• _To do_
1 - According to the passage on the Tripolje culture, at roughly what date did the invasion of nomads from the Russian steppes take place?
2 - Translate this sentence from the passage on the Tripolje culture into Spanish: "This destruction has recently been questioned, and it has been suggested that the Tripolje people may have abandoned this region, driven out rather by drought than by the attacks of the steppe-folk."

• _Passage provided_

####

Now, as I have endeavoured to show on a previous occasion,[215] such a period of light rainfall seems to have occurred between 2400 and 2200 B.C., though it may have been of somewhat longer duration. I further gave reason for believing that about 2225 B.C., or perhaps a little earlier, an invasion of nomads took place from the Russian steppes. It would seem that about this time the Tripolje culture came suddenly to an end, and from the evidence at Khalepje,[216] Minns was inclined to believe that it had been destroyed by the steppe-folk, who had buried one of their dead on the site formerly occupied by a Tripolje “area.” This destruction has recently been questioned, and it has been suggested that the Tripolje people may have abandoned this region, driven out rather by drought than by the attacks of the steppe-folk.

####

(Rows from a layout dataset)
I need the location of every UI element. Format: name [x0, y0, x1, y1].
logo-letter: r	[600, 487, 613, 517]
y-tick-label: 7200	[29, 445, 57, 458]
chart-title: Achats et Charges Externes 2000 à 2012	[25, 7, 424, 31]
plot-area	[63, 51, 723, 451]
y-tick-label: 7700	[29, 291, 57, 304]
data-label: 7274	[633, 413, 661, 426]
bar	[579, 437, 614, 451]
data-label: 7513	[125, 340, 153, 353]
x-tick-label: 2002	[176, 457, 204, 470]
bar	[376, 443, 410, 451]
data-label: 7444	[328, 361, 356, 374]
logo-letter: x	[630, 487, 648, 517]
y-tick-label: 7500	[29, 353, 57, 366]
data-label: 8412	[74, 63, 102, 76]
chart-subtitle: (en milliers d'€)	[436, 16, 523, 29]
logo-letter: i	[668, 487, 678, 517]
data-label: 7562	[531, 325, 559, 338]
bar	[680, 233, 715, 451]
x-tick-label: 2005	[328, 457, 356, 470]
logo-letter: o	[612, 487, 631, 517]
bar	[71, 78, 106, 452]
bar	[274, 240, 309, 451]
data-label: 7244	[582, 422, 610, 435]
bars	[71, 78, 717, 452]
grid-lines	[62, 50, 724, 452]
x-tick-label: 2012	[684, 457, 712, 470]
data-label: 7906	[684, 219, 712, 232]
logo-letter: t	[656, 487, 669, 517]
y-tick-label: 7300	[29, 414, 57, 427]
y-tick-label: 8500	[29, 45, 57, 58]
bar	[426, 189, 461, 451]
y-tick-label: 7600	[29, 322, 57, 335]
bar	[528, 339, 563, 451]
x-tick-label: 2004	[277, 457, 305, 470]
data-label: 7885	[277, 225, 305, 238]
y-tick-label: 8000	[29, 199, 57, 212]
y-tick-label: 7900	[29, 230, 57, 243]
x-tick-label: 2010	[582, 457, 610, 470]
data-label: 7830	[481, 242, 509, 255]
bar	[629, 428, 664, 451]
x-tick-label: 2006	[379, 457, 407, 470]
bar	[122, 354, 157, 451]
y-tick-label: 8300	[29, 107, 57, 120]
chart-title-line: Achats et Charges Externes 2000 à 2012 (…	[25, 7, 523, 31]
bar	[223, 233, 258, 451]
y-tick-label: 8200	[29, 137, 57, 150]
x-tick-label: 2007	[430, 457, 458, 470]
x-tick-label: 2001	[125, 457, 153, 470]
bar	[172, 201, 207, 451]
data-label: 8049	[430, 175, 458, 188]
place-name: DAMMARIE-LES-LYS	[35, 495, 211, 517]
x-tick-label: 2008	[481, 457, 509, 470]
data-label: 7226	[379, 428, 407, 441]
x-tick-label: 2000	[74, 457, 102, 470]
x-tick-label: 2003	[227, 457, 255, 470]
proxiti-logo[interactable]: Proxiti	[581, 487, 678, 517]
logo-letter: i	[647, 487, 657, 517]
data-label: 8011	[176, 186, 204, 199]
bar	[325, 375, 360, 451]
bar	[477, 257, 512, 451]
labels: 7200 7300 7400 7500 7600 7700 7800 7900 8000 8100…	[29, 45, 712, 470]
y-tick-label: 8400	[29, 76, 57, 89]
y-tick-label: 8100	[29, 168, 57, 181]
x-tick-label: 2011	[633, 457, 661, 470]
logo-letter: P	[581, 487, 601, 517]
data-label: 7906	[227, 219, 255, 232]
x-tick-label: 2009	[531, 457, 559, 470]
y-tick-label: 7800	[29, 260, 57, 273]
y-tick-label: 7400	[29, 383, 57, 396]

####

• _Answers provided_
1 - About 2225 B.C., or perhaps a little earlier.

2 - Esta destrucción ha sido cuestionada recientemente, y se ha sugerido que el pueblo de Tripolje pudo haber abandonado esta región, expulsado más bien por la sequía que por los ataques de los pueblos de la estepa.